## BEGIN Data provided

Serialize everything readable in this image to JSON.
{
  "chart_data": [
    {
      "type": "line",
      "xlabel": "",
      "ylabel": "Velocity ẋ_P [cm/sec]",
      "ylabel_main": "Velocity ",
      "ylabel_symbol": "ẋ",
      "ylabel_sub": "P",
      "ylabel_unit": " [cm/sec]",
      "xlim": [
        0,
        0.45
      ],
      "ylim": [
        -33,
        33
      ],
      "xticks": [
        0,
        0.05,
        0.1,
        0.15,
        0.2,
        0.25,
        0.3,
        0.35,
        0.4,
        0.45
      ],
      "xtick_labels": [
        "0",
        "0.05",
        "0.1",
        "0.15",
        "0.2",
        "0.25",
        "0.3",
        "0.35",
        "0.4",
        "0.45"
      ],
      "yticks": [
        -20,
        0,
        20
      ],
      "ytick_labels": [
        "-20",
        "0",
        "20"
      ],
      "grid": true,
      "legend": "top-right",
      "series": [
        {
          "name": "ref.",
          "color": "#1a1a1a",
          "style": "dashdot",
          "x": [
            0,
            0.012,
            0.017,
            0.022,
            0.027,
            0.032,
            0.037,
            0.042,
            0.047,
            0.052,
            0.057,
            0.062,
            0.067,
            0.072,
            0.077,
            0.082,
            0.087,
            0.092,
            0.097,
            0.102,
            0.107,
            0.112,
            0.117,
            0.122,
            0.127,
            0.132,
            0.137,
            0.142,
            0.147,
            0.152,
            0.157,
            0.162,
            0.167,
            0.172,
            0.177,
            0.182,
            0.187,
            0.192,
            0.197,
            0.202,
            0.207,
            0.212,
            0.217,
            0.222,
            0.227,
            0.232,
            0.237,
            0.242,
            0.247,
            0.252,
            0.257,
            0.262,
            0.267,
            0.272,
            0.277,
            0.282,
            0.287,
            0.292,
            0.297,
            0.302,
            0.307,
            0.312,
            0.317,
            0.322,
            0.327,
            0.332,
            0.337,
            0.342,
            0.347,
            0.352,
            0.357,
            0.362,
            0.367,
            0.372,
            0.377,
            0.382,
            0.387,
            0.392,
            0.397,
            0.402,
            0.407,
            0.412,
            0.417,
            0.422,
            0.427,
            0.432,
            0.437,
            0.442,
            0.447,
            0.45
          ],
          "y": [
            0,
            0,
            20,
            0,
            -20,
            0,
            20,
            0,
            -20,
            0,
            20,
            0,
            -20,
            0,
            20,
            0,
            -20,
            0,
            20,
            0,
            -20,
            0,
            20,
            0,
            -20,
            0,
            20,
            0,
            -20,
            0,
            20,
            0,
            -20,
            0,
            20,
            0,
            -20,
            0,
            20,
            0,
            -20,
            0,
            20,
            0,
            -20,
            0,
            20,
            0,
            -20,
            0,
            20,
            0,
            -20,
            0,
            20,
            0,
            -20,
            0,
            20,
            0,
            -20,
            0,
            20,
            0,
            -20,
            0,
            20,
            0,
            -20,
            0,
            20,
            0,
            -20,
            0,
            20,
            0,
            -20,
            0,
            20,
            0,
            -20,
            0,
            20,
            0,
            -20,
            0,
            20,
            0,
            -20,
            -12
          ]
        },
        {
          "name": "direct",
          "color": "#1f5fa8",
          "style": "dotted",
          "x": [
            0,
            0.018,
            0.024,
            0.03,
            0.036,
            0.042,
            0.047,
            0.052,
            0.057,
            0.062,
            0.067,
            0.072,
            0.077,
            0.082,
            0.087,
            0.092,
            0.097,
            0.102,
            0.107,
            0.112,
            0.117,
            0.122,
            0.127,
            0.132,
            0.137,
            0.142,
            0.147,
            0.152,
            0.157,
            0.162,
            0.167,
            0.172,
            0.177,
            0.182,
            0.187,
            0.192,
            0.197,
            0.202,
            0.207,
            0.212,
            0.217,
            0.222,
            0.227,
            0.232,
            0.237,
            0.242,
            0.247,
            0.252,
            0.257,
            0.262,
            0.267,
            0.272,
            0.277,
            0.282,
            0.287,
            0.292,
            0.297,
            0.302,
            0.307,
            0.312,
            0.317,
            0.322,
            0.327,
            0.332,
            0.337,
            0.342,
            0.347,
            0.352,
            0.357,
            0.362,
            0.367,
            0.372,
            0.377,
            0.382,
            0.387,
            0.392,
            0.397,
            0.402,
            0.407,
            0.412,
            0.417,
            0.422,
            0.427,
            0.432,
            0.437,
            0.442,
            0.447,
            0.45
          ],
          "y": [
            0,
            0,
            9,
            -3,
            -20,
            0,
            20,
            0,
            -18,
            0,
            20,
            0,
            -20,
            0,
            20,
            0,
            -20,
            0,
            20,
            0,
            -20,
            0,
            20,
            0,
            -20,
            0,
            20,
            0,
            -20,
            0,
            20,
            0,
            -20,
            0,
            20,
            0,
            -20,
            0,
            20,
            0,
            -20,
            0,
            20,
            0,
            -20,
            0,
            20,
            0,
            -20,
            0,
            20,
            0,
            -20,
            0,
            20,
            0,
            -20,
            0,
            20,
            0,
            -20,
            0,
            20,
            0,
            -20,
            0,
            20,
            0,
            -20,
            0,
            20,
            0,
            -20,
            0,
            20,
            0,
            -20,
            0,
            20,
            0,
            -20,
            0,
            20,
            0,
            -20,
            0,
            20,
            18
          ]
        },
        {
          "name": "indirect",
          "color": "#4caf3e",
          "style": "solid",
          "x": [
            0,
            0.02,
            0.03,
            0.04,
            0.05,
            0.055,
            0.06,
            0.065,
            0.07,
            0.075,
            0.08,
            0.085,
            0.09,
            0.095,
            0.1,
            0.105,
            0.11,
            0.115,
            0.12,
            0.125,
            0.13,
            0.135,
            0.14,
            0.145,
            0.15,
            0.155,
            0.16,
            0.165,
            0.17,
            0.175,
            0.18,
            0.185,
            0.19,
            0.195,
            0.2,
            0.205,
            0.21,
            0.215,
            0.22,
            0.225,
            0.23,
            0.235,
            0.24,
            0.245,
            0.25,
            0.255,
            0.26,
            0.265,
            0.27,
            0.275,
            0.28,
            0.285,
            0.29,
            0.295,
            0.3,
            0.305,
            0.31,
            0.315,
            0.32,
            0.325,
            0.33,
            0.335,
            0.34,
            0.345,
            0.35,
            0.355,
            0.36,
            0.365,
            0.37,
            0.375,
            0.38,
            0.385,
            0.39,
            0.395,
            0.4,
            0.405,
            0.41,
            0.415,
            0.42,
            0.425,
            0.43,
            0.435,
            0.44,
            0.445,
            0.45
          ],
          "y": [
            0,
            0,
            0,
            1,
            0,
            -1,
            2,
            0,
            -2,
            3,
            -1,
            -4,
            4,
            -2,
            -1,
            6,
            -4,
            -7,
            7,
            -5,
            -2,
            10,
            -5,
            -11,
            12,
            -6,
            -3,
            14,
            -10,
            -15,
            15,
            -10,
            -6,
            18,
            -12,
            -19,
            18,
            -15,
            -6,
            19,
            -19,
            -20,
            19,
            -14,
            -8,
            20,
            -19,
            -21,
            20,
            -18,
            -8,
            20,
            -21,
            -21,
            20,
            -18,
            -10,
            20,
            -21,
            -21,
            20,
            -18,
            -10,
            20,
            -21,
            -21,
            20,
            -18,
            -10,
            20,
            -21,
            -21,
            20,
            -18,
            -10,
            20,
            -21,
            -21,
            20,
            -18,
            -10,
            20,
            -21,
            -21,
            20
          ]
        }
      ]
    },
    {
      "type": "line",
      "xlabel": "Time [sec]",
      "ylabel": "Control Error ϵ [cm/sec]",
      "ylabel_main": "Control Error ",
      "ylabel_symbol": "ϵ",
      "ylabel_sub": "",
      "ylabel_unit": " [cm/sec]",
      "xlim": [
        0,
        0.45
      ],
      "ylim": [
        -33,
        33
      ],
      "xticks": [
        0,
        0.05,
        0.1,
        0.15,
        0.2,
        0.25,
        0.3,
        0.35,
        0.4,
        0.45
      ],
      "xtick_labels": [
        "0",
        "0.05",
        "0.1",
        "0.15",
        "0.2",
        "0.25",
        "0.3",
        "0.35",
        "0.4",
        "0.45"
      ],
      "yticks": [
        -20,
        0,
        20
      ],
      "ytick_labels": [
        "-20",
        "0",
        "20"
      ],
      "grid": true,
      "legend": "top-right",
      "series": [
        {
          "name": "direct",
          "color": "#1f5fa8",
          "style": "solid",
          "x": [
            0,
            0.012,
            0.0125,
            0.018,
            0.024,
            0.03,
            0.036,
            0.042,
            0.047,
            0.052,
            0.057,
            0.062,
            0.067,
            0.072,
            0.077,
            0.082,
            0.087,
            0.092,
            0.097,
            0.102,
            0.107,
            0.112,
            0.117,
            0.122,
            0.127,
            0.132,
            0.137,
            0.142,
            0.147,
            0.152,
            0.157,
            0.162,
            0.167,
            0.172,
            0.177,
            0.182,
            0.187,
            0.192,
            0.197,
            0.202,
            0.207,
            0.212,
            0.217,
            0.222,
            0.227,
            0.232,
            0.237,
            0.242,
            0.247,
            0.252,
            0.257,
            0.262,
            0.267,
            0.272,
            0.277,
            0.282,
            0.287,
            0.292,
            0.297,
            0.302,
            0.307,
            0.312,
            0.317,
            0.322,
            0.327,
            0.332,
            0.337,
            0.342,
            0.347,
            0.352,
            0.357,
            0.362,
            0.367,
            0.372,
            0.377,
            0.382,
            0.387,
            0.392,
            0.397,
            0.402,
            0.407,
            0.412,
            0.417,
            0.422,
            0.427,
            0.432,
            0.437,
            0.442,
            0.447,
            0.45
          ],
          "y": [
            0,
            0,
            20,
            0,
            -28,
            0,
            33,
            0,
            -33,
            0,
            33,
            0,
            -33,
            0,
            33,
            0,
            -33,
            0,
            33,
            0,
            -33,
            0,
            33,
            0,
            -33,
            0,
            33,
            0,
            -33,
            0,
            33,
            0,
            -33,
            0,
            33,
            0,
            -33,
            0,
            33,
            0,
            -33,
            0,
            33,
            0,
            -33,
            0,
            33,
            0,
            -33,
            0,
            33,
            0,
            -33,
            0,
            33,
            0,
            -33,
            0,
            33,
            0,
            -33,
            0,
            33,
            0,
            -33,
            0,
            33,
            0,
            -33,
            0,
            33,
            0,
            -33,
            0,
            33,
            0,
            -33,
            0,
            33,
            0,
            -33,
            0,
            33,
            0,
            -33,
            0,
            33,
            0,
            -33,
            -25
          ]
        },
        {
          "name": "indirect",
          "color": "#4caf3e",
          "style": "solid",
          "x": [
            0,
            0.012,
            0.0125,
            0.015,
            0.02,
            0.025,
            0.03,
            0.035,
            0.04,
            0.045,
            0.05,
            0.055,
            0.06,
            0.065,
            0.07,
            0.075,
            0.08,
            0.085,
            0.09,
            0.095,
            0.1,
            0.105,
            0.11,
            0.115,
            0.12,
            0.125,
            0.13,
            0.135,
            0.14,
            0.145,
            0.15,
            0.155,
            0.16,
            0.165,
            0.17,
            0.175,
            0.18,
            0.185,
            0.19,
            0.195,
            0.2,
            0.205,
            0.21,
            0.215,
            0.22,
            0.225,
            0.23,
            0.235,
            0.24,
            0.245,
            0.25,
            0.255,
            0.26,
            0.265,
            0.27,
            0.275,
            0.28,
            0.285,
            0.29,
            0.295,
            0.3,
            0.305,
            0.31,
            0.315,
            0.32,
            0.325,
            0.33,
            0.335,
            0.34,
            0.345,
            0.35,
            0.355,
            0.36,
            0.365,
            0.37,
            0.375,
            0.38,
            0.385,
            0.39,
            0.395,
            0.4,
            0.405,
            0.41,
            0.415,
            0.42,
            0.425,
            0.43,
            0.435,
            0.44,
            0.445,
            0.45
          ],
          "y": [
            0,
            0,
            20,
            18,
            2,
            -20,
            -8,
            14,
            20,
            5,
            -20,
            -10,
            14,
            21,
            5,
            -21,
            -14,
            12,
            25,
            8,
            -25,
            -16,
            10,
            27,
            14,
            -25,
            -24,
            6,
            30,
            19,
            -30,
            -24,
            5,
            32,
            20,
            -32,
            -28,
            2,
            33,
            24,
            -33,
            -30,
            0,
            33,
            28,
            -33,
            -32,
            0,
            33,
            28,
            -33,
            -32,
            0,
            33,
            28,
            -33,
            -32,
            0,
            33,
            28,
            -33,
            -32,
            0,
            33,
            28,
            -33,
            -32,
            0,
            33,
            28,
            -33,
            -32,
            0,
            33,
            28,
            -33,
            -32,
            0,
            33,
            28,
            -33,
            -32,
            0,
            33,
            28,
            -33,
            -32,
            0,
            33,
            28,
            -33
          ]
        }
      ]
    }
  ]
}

## END Data provided

• Requirements
How many of these lines contain "Velocity"? Write only the number.

• Response for this exercise
2